_WHAT YOU SHOULD DO_: Go through the records and copy each line where the word "Details" occurs.

_DATA FOR PROCESSING_:
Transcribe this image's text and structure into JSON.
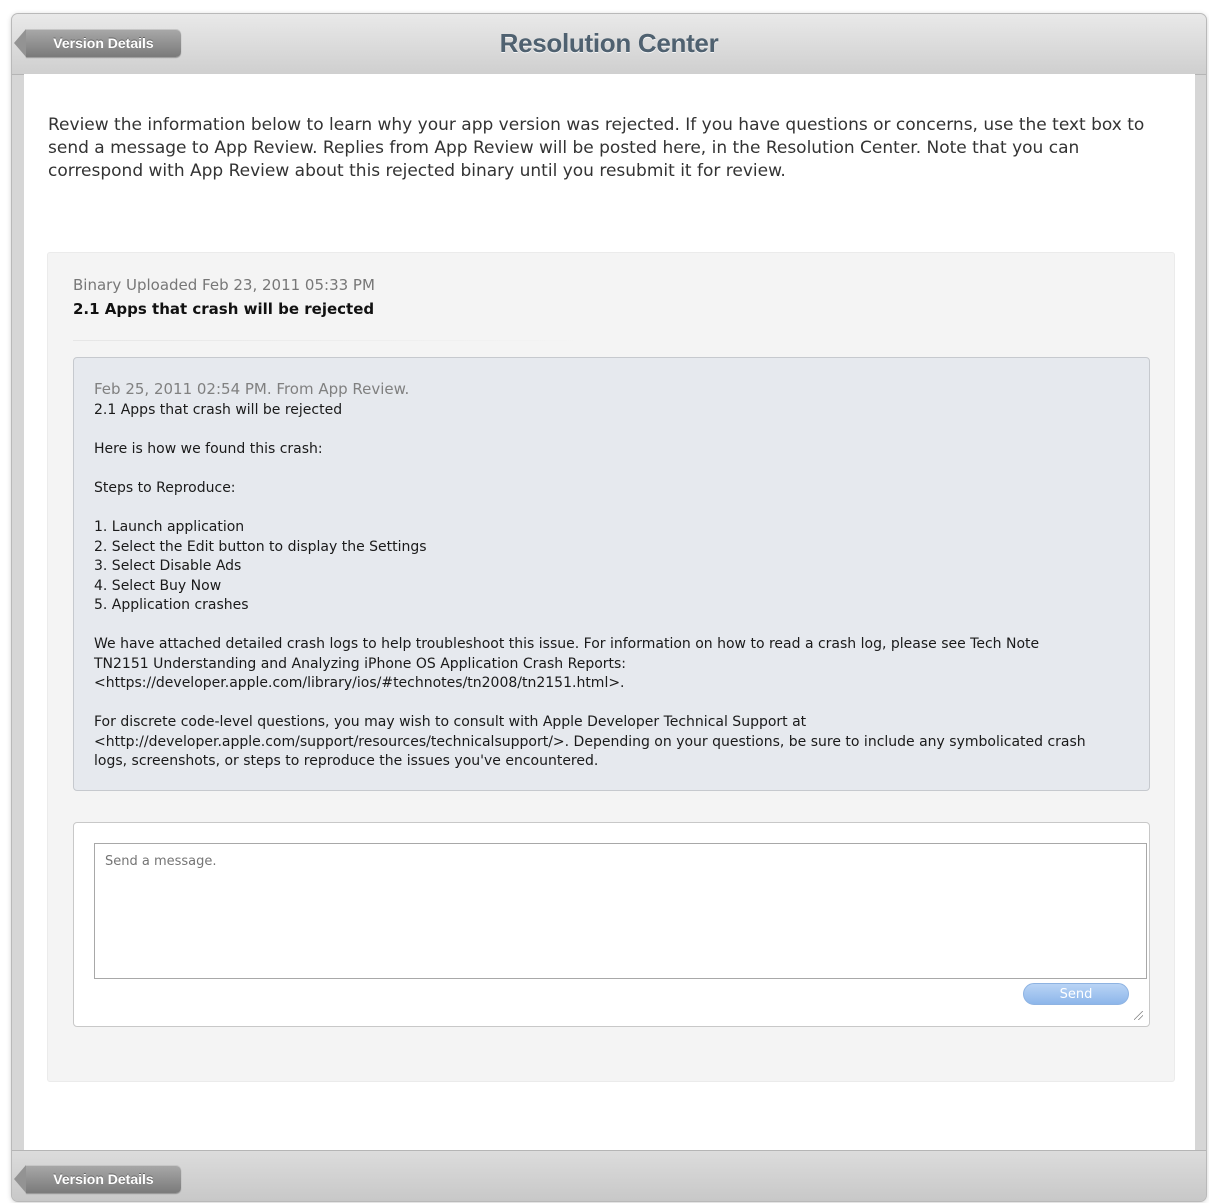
{
  "header": {
    "back_label": "Version Details",
    "title": "Resolution Center"
  },
  "intro": "Review the information below to learn why your app version was rejected. If you have questions or concerns, use the text box to send a message to App Review. Replies from App Review will be posted here, in the Resolution Center. Note that you can correspond with App Review about this rejected binary until you resubmit it for review.",
  "binary": {
    "uploaded": "Binary Uploaded Feb 23, 2011 05:33 PM",
    "guideline": "2.1 Apps that crash will be rejected"
  },
  "message": {
    "header": "Feb 25, 2011 02:54 PM. From App Review.",
    "body": "2.1 Apps that crash will be rejected\n\nHere is how we found this crash:\n\nSteps to Reproduce:\n\n1. Launch application\n2. Select the Edit button to display the Settings\n3. Select Disable Ads\n4. Select Buy Now\n5. Application crashes\n\nWe have attached detailed crash logs to help troubleshoot this issue. For information on how to read a crash log, please see Tech Note\nTN2151 Understanding and Analyzing iPhone OS Application Crash Reports:\n<https://developer.apple.com/library/ios/#technotes/tn2008/tn2151.html>.\n\nFor discrete code-level questions, you may wish to consult with Apple Developer Technical Support at\n<http://developer.apple.com/support/resources/technicalsupport/>. Depending on your questions, be sure to include any symbolicated crash\nlogs, screenshots, or steps to reproduce the issues you've encountered."
  },
  "reply": {
    "placeholder": "Send a message.",
    "value": "",
    "send_label": "Send"
  },
  "footer": {
    "back_label": "Version Details"
  }
}
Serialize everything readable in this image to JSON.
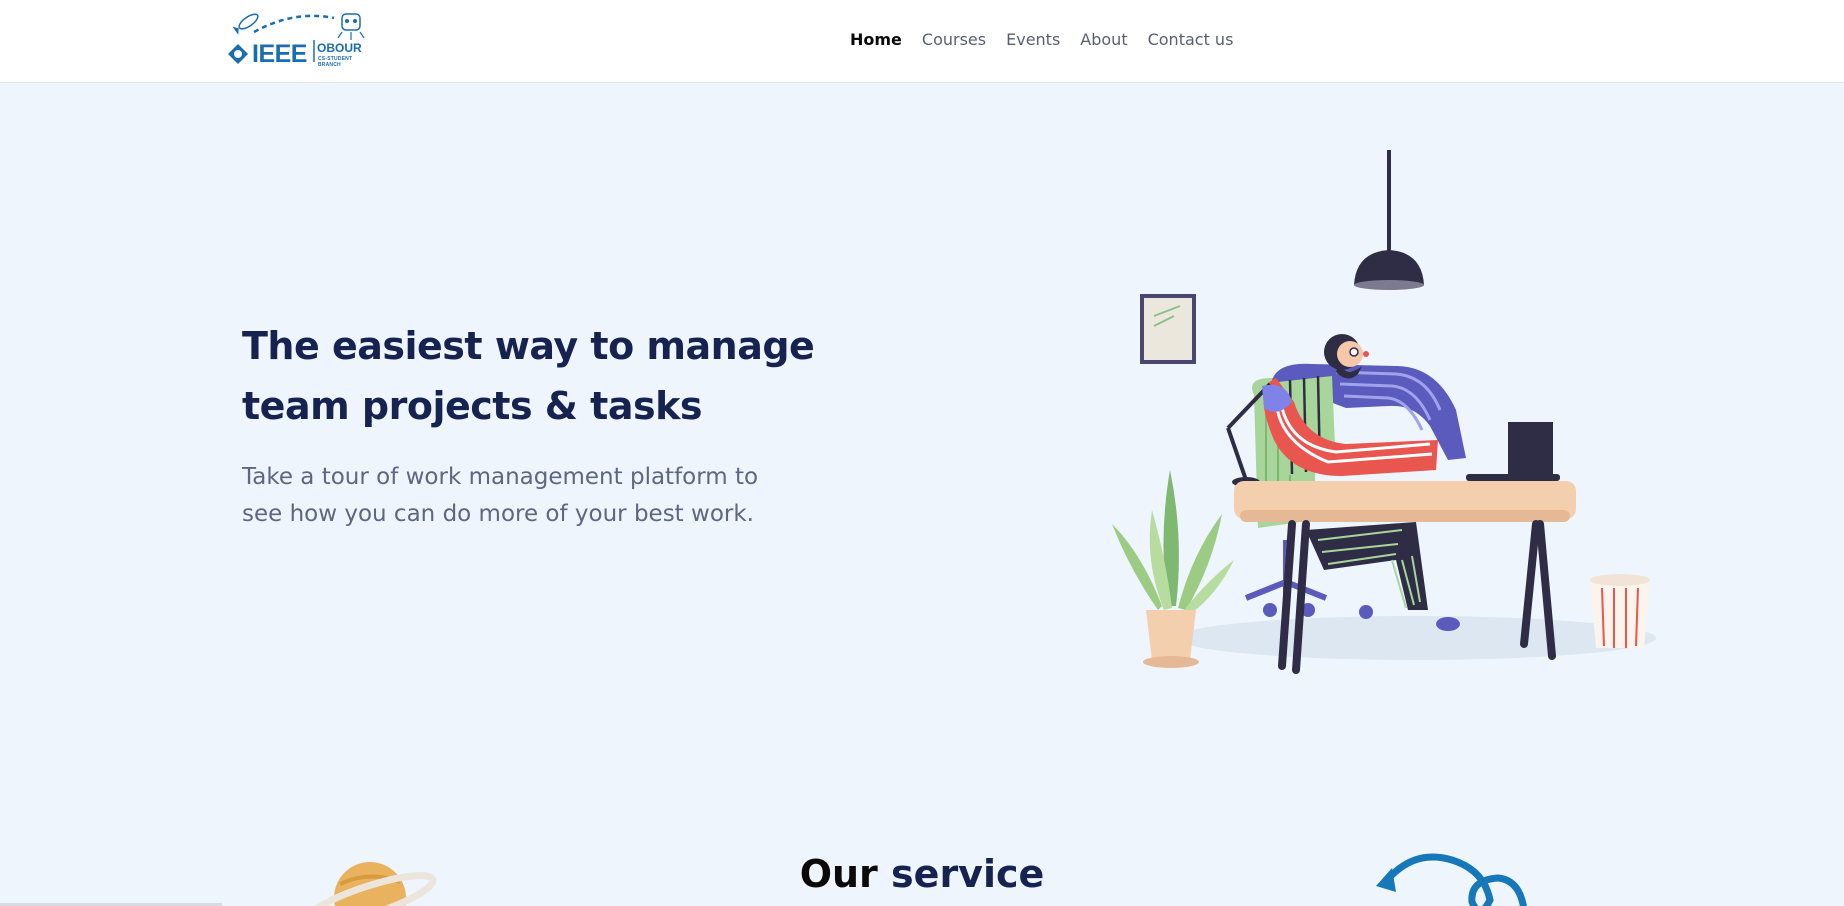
{
  "brand": {
    "logo_text": "IEEE",
    "logo_sub": "OBOUR",
    "logo_sub2": "CS-STUDENT BRANCH"
  },
  "nav": {
    "items": [
      {
        "label": "Home",
        "active": true
      },
      {
        "label": "Courses",
        "active": false
      },
      {
        "label": "Events",
        "active": false
      },
      {
        "label": "About",
        "active": false
      },
      {
        "label": "Contact us",
        "active": false
      }
    ]
  },
  "hero": {
    "title_line1": "The easiest way to manage",
    "title_line2": "team projects & tasks",
    "subtitle_line1": "Take a tour of work management platform to",
    "subtitle_line2": "see how you can do more of your best work."
  },
  "services": {
    "title_dark": "Our",
    "title_accent": "service"
  },
  "colors": {
    "background": "#eef5fd",
    "heading": "#16224f",
    "body_text": "#5e6682",
    "brand_blue": "#1a6db5"
  },
  "icons": {
    "logo": "ieee-rocket-logo-icon",
    "hero": "desk-worker-illustration",
    "planet": "planet-icon",
    "swirl": "arrow-swirl-icon"
  }
}
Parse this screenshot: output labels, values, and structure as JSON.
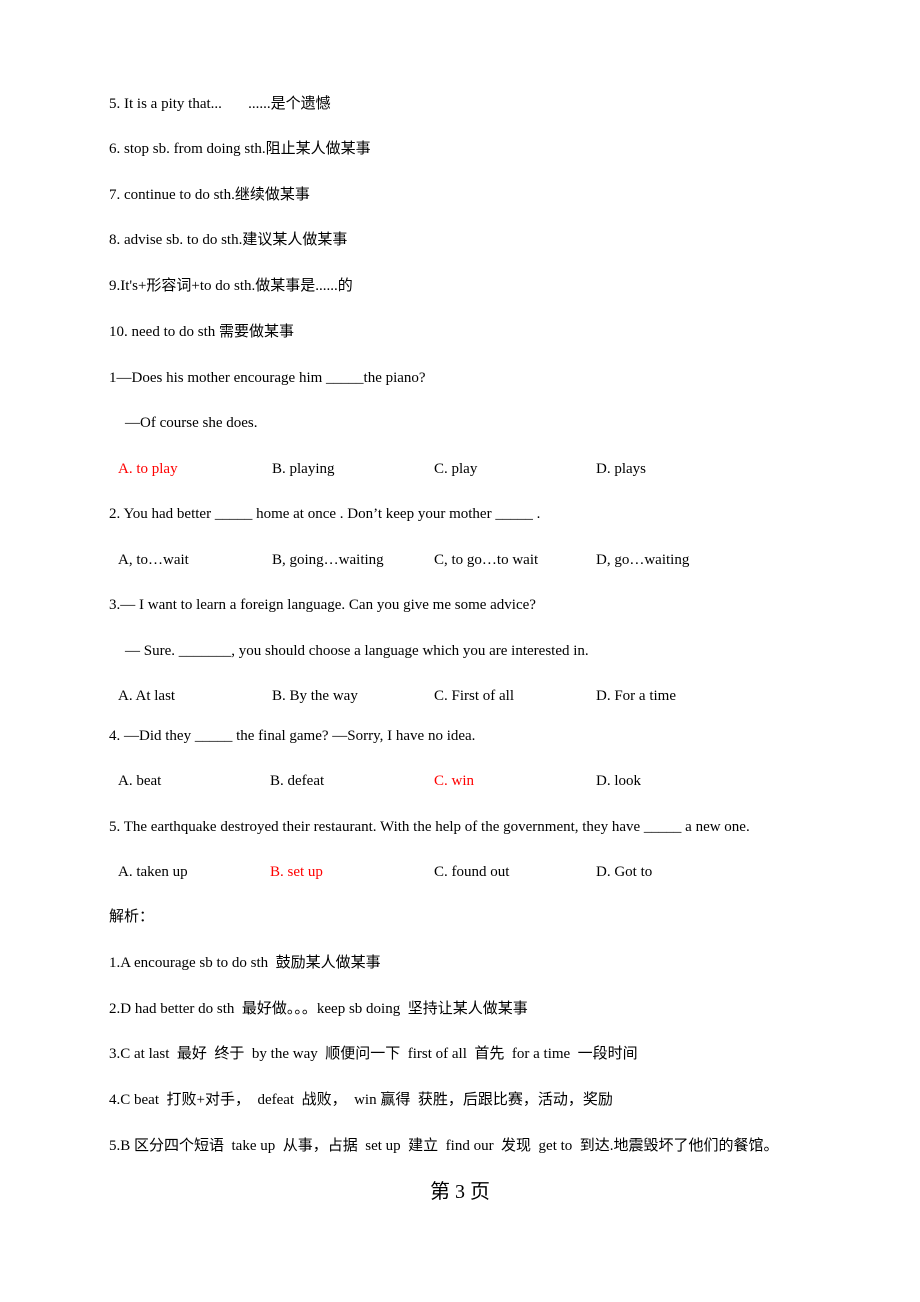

_OUTPUT_:
    "back_label": "Version Details",
    "back_label": "Version Details"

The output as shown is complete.